Write the data out again, exactly as given.

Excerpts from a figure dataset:
━━━━━━

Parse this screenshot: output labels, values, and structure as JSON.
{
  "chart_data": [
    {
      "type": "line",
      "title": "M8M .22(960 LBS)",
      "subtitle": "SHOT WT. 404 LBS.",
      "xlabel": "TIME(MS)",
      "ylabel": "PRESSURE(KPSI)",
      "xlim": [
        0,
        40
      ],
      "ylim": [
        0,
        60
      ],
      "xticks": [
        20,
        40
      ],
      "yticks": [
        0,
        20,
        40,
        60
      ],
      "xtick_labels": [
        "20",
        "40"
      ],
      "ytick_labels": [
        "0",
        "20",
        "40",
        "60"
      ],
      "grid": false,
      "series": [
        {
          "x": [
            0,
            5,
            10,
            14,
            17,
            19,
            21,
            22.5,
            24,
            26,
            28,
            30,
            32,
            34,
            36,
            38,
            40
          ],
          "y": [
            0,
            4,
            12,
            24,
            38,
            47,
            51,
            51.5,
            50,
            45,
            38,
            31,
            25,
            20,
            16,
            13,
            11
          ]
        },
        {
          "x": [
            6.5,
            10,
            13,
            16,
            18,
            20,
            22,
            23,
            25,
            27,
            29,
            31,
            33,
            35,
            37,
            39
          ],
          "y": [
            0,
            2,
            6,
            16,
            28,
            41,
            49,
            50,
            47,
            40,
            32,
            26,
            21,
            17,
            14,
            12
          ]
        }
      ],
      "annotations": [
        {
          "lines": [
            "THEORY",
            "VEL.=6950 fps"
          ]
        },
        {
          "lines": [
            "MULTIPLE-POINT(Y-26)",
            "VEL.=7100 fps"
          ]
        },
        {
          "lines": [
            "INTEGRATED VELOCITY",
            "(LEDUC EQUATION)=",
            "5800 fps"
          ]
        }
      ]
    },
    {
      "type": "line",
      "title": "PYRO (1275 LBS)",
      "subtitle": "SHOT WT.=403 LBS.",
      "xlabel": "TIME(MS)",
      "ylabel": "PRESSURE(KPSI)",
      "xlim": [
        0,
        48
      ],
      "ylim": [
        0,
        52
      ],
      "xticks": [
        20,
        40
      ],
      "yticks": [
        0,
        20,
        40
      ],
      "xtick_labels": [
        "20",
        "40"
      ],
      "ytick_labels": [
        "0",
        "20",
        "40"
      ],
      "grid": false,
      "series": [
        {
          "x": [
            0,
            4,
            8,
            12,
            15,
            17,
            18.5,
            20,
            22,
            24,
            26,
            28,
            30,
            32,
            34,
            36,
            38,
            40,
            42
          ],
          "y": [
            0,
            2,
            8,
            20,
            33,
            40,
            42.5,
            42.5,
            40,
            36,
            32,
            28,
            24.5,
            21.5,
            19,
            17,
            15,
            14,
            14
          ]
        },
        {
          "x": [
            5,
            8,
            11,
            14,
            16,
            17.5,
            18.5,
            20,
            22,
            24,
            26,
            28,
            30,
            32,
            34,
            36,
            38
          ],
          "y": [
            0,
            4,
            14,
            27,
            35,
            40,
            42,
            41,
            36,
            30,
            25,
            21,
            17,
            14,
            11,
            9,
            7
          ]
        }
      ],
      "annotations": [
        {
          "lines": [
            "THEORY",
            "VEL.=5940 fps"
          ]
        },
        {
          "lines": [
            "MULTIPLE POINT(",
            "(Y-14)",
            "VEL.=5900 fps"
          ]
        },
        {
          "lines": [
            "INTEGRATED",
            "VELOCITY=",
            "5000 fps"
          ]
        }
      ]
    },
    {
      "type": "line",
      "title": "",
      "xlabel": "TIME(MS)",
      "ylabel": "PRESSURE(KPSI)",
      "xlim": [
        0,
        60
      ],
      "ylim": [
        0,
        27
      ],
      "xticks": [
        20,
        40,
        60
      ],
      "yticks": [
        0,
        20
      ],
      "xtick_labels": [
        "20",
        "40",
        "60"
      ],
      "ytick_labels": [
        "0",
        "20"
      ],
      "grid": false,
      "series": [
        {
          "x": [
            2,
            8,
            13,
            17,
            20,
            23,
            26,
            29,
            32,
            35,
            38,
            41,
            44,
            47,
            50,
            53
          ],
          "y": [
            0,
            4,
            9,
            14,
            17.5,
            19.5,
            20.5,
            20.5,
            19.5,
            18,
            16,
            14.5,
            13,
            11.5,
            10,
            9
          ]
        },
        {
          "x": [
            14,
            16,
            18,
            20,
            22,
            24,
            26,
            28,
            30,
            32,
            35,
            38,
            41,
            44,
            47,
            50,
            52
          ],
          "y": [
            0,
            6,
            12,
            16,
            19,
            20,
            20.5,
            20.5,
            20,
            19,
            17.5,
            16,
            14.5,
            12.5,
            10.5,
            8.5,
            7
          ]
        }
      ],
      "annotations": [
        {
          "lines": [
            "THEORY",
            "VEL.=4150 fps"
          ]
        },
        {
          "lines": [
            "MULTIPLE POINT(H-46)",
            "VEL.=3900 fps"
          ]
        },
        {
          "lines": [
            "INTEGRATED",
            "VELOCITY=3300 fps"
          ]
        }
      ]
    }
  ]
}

━━━━━━

● Task solution:
Parse this screenshot: output labels, values, and structure as JSON.
{
  "chart_data": [
    {
      "type": "line",
      "title": "M8M .22(960 LBS)",
      "subtitle": "SHOT WT. 404 LBS.",
      "xlabel": "TIME(MS)",
      "ylabel": "PRESSURE(KPSI)",
      "xlim": [
        0,
        40
      ],
      "ylim": [
        0,
        60
      ],
      "xticks": [
        20,
        40
      ],
      "yticks": [
        0,
        20,
        40,
        60
      ],
      "xtick_labels": [
        "20",
        "40"
      ],
      "ytick_labels": [
        "0",
        "20",
        "40",
        "60"
      ],
      "grid": false,
      "series": [
        {
          "x": [
            0,
            5,
            10,
            14,
            17,
            19,
            21,
            22.5,
            24,
            26,
            28,
            30,
            32,
            34,
            36,
            38,
            40
          ],
          "y": [
            0,
            4,
            12,
            24,
            38,
            47,
            51,
            51.5,
            50,
            45,
            38,
            31,
            25,
            20,
            16,
            13,
            11
          ]
        },
        {
          "x": [
            6.5,
            10,
            13,
            16,
            18,
            20,
            22,
            23,
            25,
            27,
            29,
            31,
            33,
            35,
            37,
            39
          ],
          "y": [
            0,
            2,
            6,
            16,
            28,
            41,
            49,
            50,
            47,
            40,
            32,
            26,
            21,
            17,
            14,
            12
          ]
        }
      ],
      "annotations": [
        {
          "lines": [
            "THEORY",
            "VEL.=6950 fps"
          ]
        },
        {
          "lines": [
            "MULTIPLE-POINT(Y-26)",
            "VEL.=7100 fps"
          ]
        },
        {
          "lines": [
            "INTEGRATED VELOCITY",
            "(LEDUC EQUATION)=",
            "5800 fps"
          ]
        }
      ]
    },
    {
      "type": "line",
      "title": "PYRO (1275 LBS)",
      "subtitle": "SHOT WT.=403 LBS.",
      "xlabel": "TIME(MS)",
      "ylabel": "PRESSURE(KPSI)",
      "xlim": [
        0,
        48
      ],
      "ylim": [
        0,
        52
      ],
      "xticks": [
        20,
        40
      ],
      "yticks": [
        0,
        20,
        40
      ],
      "xtick_labels": [
        "20",
        "40"
      ],
      "ytick_labels": [
        "0",
        "20",
        "40"
      ],
      "grid": false,
      "series": [
        {
          "x": [
            0,
            4,
            8,
            12,
            15,
            17,
            18.5,
            20,
            22,
            24,
            26,
            28,
            30,
            32,
            34,
            36,
            38,
            40,
            42
          ],
          "y": [
            0,
            2,
            8,
            20,
            33,
            40,
            42.5,
            42.5,
            40,
            36,
            32,
            28,
            24.5,
            21.5,
            19,
            17,
            15,
            14,
            14
          ]
        },
        {
          "x": [
            5,
            8,
            11,
            14,
            16,
            17.5,
            18.5,
            20,
            22,
            24,
            26,
            28,
            30,
            32,
            34,
            36,
            38
          ],
          "y": [
            0,
            4,
            14,
            27,
            35,
            40,
            42,
            41,
            36,
            30,
            25,
            21,
            17,
            14,
            11,
            9,
            7
          ]
        }
      ],
      "annotations": [
        {
          "lines": [
            "THEORY",
            "VEL.=5940 fps"
          ]
        },
        {
          "lines": [
            "MULTIPLE POINT(",
            "(Y-14)",
            "VEL.=5900 fps"
          ]
        },
        {
          "lines": [
            "INTEGRATED",
            "VELOCITY=",
            "5000 fps"
          ]
        }
      ]
    },
    {
      "type": "line",
      "title": "",
      "xlabel": "TIME(MS)",
      "ylabel": "PRESSURE(KPSI)",
      "xlim": [
        0,
        60
      ],
      "ylim": [
        0,
        27
      ],
      "xticks": [
        20,
        40,
        60
      ],
      "yticks": [
        0,
        20
      ],
      "xtick_labels": [
        "20",
        "40",
        "60"
      ],
      "ytick_labels": [
        "0",
        "20"
      ],
      "grid": false,
      "series": [
        {
          "x": [
            2,
            8,
            13,
            17,
            20,
            23,
            26,
            29,
            32,
            35,
            38,
            41,
            44,
            47,
            50,
            53
          ],
          "y": [
            0,
            4,
            9,
            14,
            17.5,
            19.5,
            20.5,
            20.5,
            19.5,
            18,
            16,
            14.5,
            13,
            11.5,
            10,
            9
          ]
        },
        {
          "x": [
            14,
            16,
            18,
            20,
            22,
            24,
            26,
            28,
            30,
            32,
            35,
            38,
            41,
            44,
            47,
            50,
            52
          ],
          "y": [
            0,
            6,
            12,
            16,
            19,
            20,
            20.5,
            20.5,
            20,
            19,
            17.5,
            16,
            14.5,
            12.5,
            10.5,
            8.5,
            7
          ]
        }
      ],
      "annotations": [
        {
          "lines": [
            "THEORY",
            "VEL.=4150 fps"
          ]
        },
        {
          "lines": [
            "MULTIPLE POINT(H-46)",
            "VEL.=3900 fps"
          ]
        },
        {
          "lines": [
            "INTEGRATED",
            "VELOCITY=3300 fps"
          ]
        }
      ]
    }
  ]
}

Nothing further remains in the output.